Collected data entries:
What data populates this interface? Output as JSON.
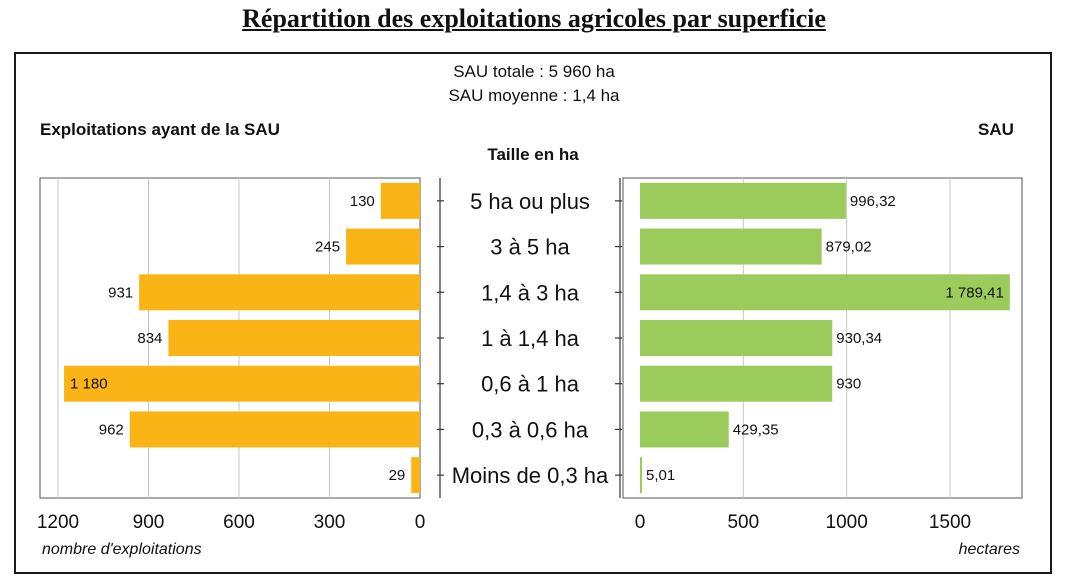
{
  "title": "Répartition des exploitations agricoles par superficie",
  "summary": {
    "total": "SAU totale : 5 960 ha",
    "mean": "SAU moyenne : 1,4 ha"
  },
  "left_heading": "Exploitations ayant de la SAU",
  "center_heading": "Taille en ha",
  "right_heading": "SAU",
  "colors": {
    "left_bars": "#fbb416",
    "right_bars": "#9bcb5a",
    "grid": "#c8c8c8"
  },
  "chart_data": [
    {
      "type": "bar",
      "orientation": "horizontal",
      "direction": "right-to-left",
      "categories": [
        "5 ha ou plus",
        "3 à 5 ha",
        "1,4 à 3 ha",
        "1 à 1,4 ha",
        "0,6 à 1 ha",
        "0,3 à 0,6 ha",
        "Moins de 0,3 ha"
      ],
      "values": [
        130,
        245,
        931,
        834,
        1180,
        962,
        29
      ],
      "value_labels": [
        "130",
        "245",
        "931",
        "834",
        "1 180",
        "962",
        "29"
      ],
      "xlabel": "nombre d'exploitations",
      "xlim": [
        0,
        1200
      ],
      "xticks": [
        1200,
        900,
        600,
        300,
        0
      ],
      "grid": true
    },
    {
      "type": "bar",
      "orientation": "horizontal",
      "categories": [
        "5 ha ou plus",
        "3 à 5 ha",
        "1,4 à 3 ha",
        "1 à 1,4 ha",
        "0,6 à 1 ha",
        "0,3 à 0,6 ha",
        "Moins de 0,3 ha"
      ],
      "values": [
        996.32,
        879.02,
        1789.41,
        930.34,
        930,
        429.35,
        5.01
      ],
      "value_labels": [
        "996,32",
        "879,02",
        "1 789,41",
        "930,34",
        "930",
        "429,35",
        "5,01"
      ],
      "xlabel": "hectares",
      "xlim": [
        0,
        1800
      ],
      "xticks": [
        0,
        500,
        1000,
        1500
      ],
      "grid": true
    }
  ]
}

- [WHAT IS REQUIRED] Verbatim reproduction of every record is required; images are left out.

- [EXPECTED ANSWER]
What data populates this interface? Output as JSON.
{
  "title": "Répartition des exploitations agricoles par superficie",
  "summary": {
    "total": "SAU totale : 5 960 ha",
    "mean": "SAU moyenne : 1,4 ha"
  },
  "left_heading": "Exploitations ayant de la SAU",
  "center_heading": "Taille en ha",
  "right_heading": "SAU",
  "colors": {
    "left_bars": "#fbb416",
    "right_bars": "#9bcb5a",
    "grid": "#c8c8c8"
  },
  "chart_data": [
    {
      "type": "bar",
      "orientation": "horizontal",
      "direction": "right-to-left",
      "categories": [
        "5 ha ou plus",
        "3 à 5 ha",
        "1,4 à 3 ha",
        "1 à 1,4 ha",
        "0,6 à 1 ha",
        "0,3 à 0,6 ha",
        "Moins de 0,3 ha"
      ],
      "values": [
        130,
        245,
        931,
        834,
        1180,
        962,
        29
      ],
      "value_labels": [
        "130",
        "245",
        "931",
        "834",
        "1 180",
        "962",
        "29"
      ],
      "xlabel": "nombre d'exploitations",
      "xlim": [
        0,
        1200
      ],
      "xticks": [
        1200,
        900,
        600,
        300,
        0
      ],
      "grid": true
    },
    {
      "type": "bar",
      "orientation": "horizontal",
      "categories": [
        "5 ha ou plus",
        "3 à 5 ha",
        "1,4 à 3 ha",
        "1 à 1,4 ha",
        "0,6 à 1 ha",
        "0,3 à 0,6 ha",
        "Moins de 0,3 ha"
      ],
      "values": [
        996.32,
        879.02,
        1789.41,
        930.34,
        930,
        429.35,
        5.01
      ],
      "value_labels": [
        "996,32",
        "879,02",
        "1 789,41",
        "930,34",
        "930",
        "429,35",
        "5,01"
      ],
      "xlabel": "hectares",
      "xlim": [
        0,
        1800
      ],
      "xticks": [
        0,
        500,
        1000,
        1500
      ],
      "grid": true
    }
  ]
}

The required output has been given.